### Requirement
Transcribe the material below exactly as it appears.
====
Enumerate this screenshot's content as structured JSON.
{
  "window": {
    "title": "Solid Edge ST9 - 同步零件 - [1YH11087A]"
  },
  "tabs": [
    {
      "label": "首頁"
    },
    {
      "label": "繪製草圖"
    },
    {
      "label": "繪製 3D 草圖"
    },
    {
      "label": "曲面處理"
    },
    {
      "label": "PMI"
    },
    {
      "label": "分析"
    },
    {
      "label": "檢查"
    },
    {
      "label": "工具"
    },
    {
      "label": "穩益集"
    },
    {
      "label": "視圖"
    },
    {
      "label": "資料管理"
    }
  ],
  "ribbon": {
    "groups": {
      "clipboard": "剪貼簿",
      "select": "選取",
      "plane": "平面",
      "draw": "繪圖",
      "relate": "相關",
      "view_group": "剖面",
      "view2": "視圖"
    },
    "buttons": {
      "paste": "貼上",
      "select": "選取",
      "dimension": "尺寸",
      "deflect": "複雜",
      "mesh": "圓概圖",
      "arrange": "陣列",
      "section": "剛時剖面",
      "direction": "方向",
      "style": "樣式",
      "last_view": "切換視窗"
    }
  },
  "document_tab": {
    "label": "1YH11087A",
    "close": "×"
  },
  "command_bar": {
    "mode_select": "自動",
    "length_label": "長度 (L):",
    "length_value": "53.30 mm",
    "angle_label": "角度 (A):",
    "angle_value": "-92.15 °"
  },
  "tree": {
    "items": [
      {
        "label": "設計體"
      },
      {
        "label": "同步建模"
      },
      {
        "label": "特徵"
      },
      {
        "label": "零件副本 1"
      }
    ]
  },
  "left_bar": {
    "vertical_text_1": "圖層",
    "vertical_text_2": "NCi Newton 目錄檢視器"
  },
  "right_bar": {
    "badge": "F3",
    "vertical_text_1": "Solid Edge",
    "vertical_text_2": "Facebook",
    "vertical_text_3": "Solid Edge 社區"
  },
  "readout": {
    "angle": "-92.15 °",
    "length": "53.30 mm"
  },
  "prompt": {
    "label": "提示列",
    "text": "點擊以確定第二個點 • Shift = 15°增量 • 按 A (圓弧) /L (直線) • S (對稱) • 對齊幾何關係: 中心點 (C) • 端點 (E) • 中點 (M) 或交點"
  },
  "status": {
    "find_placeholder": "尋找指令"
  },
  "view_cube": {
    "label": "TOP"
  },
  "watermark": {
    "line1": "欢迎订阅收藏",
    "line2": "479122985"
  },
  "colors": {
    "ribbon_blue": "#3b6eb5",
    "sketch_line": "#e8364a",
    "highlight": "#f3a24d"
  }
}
====
### Expected output
Enumerate this screenshot's content as structured JSON.
{
  "window": {
    "title": "Solid Edge ST9 - 同步零件 - [1YH11087A]"
  },
  "tabs": [
    {
      "label": "首頁"
    },
    {
      "label": "繪製草圖"
    },
    {
      "label": "繪製 3D 草圖"
    },
    {
      "label": "曲面處理"
    },
    {
      "label": "PMI"
    },
    {
      "label": "分析"
    },
    {
      "label": "檢查"
    },
    {
      "label": "工具"
    },
    {
      "label": "穩益集"
    },
    {
      "label": "視圖"
    },
    {
      "label": "資料管理"
    }
  ],
  "ribbon": {
    "groups": {
      "clipboard": "剪貼簿",
      "select": "選取",
      "plane": "平面",
      "draw": "繪圖",
      "relate": "相關",
      "view_group": "剖面",
      "view2": "視圖"
    },
    "buttons": {
      "paste": "貼上",
      "select": "選取",
      "dimension": "尺寸",
      "deflect": "複雜",
      "mesh": "圓概圖",
      "arrange": "陣列",
      "section": "剛時剖面",
      "direction": "方向",
      "style": "樣式",
      "last_view": "切換視窗"
    }
  },
  "document_tab": {
    "label": "1YH11087A",
    "close": "×"
  },
  "command_bar": {
    "mode_select": "自動",
    "length_label": "長度 (L):",
    "length_value": "53.30 mm",
    "angle_label": "角度 (A):",
    "angle_value": "-92.15 °"
  },
  "tree": {
    "items": [
      {
        "label": "設計體"
      },
      {
        "label": "同步建模"
      },
      {
        "label": "特徵"
      },
      {
        "label": "零件副本 1"
      }
    ]
  },
  "left_bar": {
    "vertical_text_1": "圖層",
    "vertical_text_2": "NCi Newton 目錄檢視器"
  },
  "right_bar": {
    "badge": "F3",
    "vertical_text_1": "Solid Edge",
    "vertical_text_2": "Facebook",
    "vertical_text_3": "Solid Edge 社區"
  },
  "readout": {
    "angle": "-92.15 °",
    "length": "53.30 mm"
  },
  "prompt": {
    "label": "提示列",
    "text": "點擊以確定第二個點 • Shift = 15°增量 • 按 A (圓弧) /L (直線) • S (對稱) • 對齊幾何關係: 中心點 (C) • 端點 (E) • 中點 (M) 或交點"
  },
  "status": {
    "find_placeholder": "尋找指令"
  },
  "view_cube": {
    "label": "TOP"
  },
  "watermark": {
    "line1": "欢迎订阅收藏",
    "line2": "479122985"
  },
  "colors": {
    "ribbon_blue": "#3b6eb5",
    "sketch_line": "#e8364a",
    "highlight": "#f3a24d"
  }
}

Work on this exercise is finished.